Your goal :: Return the lines below that carry the word "trim".

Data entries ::
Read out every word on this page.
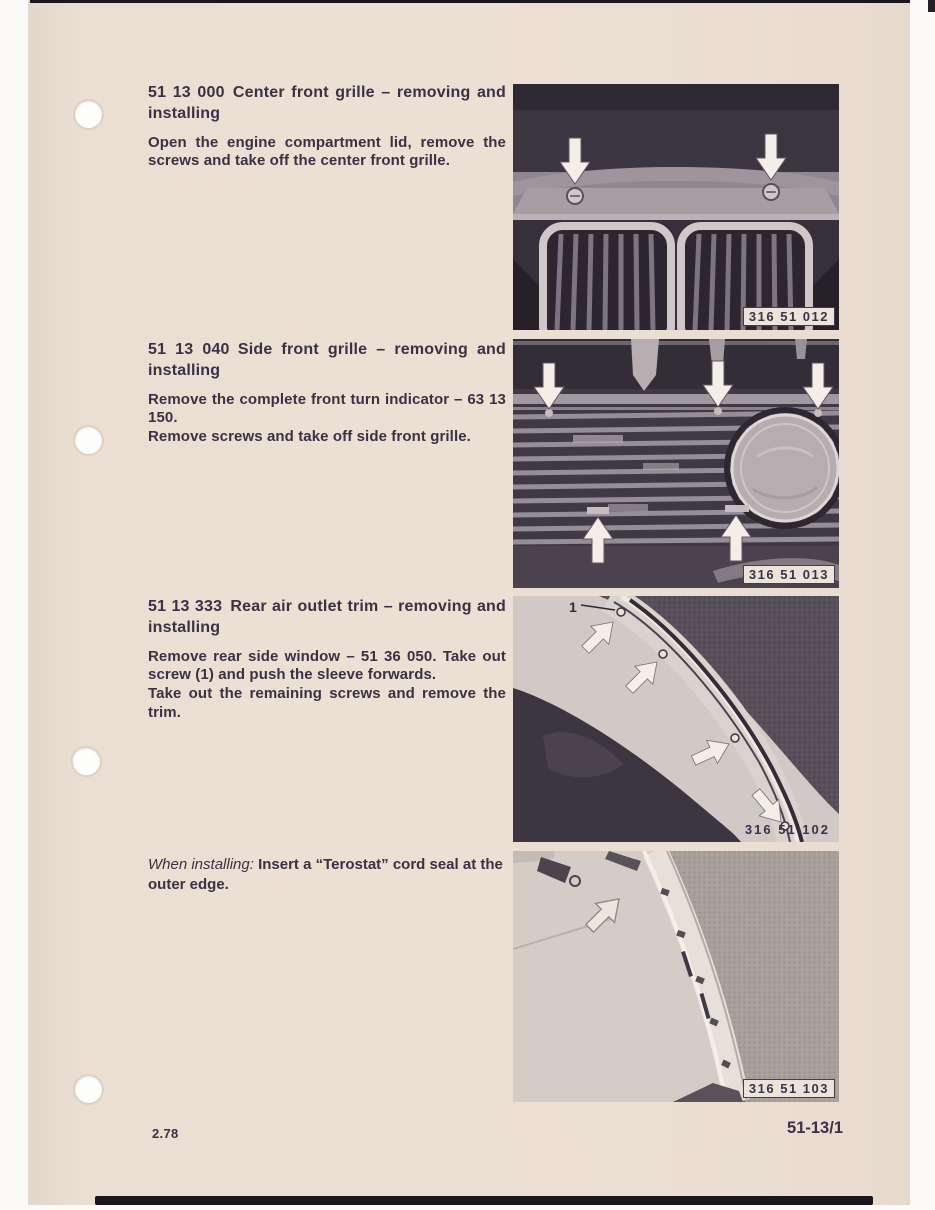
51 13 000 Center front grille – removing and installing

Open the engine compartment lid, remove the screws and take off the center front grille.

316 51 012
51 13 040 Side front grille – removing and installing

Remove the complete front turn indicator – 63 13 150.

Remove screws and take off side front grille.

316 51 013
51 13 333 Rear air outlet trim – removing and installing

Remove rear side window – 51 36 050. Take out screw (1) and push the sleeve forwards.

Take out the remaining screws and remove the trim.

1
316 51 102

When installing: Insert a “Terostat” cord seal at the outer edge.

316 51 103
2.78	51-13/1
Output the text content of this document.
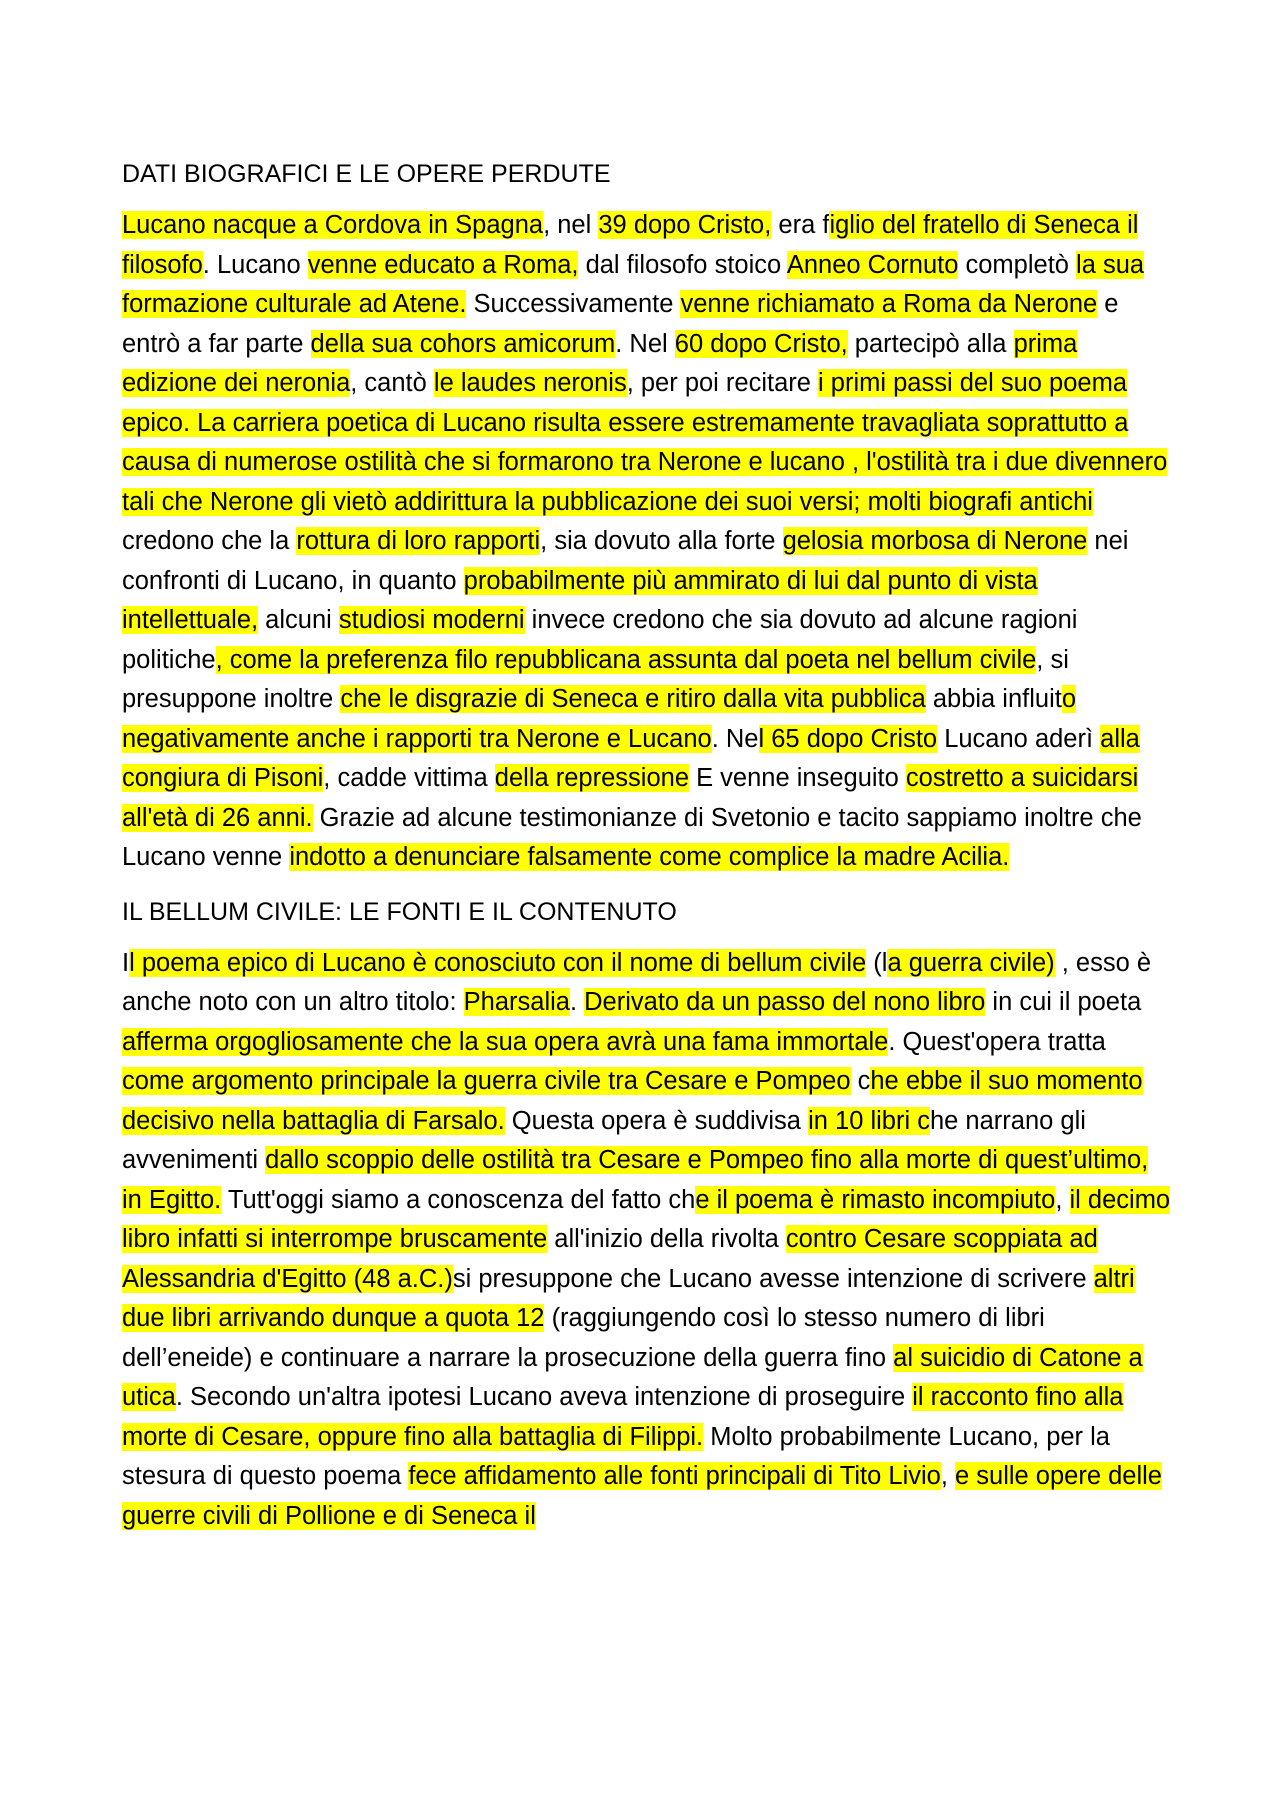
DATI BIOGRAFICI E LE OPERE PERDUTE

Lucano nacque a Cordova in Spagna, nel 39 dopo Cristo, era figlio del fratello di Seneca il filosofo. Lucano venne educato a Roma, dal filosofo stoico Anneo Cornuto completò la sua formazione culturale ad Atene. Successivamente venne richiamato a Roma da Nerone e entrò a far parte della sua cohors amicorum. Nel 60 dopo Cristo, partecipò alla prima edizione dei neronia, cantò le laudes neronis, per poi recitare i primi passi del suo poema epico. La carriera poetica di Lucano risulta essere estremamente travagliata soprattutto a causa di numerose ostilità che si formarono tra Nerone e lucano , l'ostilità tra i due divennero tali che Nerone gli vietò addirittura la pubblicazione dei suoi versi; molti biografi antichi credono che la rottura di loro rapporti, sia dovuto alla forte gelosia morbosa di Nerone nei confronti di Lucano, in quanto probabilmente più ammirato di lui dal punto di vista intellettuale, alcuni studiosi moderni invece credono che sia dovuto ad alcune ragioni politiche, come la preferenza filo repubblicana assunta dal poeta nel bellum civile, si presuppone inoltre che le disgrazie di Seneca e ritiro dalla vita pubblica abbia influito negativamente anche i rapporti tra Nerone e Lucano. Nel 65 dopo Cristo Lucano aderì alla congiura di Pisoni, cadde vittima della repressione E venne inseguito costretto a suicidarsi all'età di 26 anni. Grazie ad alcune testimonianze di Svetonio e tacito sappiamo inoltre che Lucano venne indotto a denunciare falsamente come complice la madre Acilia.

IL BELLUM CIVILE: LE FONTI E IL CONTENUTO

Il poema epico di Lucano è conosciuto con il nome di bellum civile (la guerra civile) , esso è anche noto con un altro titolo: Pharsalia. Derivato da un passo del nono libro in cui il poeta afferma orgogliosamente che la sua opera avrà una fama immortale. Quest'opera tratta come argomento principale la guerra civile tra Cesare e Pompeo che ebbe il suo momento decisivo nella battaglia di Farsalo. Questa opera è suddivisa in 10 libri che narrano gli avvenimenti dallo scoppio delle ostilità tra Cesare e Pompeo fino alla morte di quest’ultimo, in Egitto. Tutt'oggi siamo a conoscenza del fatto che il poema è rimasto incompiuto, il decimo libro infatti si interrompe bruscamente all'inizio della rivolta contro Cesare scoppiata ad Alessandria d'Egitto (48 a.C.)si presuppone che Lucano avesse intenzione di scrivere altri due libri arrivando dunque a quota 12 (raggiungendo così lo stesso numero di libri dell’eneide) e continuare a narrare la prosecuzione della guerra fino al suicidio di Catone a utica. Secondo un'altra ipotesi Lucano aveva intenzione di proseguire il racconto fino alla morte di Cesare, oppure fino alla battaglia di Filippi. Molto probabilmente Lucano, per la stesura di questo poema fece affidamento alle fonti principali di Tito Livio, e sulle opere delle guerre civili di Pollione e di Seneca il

--

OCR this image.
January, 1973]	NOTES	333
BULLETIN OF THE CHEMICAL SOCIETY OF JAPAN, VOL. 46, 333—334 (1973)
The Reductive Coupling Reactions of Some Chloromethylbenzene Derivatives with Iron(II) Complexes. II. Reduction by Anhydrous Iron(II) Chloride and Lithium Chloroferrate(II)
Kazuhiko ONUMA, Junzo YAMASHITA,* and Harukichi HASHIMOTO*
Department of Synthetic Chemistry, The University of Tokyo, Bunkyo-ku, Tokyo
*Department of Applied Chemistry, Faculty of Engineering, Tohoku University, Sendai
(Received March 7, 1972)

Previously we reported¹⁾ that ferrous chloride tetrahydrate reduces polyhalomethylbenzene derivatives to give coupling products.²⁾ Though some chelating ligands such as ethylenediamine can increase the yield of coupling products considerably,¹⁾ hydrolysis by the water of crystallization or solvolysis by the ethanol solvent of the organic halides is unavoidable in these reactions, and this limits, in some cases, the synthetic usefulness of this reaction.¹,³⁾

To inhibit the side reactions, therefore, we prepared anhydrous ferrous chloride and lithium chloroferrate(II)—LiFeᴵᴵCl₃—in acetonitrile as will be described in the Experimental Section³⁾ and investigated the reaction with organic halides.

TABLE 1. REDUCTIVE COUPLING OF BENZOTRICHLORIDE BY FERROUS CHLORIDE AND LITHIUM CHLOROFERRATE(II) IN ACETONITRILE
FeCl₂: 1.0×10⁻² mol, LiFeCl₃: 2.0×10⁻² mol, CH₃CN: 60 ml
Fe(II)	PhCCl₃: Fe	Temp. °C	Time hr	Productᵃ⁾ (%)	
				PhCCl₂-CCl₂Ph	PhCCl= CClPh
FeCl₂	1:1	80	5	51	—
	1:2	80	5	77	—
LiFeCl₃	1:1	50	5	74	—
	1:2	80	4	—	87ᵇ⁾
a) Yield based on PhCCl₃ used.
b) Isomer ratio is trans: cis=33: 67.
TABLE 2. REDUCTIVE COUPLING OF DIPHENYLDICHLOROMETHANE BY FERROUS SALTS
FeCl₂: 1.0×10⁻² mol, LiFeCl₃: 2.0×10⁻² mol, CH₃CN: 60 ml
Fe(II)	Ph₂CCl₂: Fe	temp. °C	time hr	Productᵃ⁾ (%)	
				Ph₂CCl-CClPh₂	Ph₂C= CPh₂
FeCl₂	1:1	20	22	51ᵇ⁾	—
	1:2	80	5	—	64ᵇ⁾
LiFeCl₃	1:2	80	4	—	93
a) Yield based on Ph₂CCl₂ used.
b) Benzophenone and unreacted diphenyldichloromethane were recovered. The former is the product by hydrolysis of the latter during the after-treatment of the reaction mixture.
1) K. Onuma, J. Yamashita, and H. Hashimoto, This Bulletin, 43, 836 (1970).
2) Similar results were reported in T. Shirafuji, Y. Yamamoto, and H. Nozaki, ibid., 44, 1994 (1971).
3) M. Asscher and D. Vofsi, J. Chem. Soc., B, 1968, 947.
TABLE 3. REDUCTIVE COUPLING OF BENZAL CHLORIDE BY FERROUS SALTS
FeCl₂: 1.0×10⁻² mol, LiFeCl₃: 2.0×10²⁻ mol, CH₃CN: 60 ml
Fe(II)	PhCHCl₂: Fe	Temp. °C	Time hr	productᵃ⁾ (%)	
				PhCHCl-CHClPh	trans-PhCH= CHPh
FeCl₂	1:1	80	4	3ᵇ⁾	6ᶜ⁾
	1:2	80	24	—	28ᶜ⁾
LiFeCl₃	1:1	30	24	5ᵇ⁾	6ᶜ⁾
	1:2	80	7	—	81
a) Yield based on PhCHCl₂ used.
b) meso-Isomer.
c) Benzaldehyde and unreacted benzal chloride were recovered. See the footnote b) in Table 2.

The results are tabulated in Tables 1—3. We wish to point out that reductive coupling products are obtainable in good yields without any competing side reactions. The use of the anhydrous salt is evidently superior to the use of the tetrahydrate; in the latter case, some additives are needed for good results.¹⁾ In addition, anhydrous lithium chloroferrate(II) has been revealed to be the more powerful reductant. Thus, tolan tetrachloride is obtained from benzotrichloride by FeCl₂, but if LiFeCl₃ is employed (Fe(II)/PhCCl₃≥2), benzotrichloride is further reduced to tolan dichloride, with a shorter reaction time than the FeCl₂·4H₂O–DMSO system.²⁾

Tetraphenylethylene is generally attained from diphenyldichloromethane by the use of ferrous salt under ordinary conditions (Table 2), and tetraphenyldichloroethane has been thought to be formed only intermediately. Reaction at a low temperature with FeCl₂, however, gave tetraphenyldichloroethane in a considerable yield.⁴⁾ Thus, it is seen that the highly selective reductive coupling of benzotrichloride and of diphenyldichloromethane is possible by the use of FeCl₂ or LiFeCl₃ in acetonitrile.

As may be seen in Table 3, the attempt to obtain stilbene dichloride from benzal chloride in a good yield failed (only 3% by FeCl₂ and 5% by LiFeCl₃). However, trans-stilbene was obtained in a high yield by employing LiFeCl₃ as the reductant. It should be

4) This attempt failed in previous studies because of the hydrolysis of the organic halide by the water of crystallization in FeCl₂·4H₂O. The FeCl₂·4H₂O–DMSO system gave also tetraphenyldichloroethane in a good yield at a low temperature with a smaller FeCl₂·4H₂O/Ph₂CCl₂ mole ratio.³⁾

Result ::
51 13 333 Rear air outlet trim – removing and installing
Take out the remaining screws and remove the trim.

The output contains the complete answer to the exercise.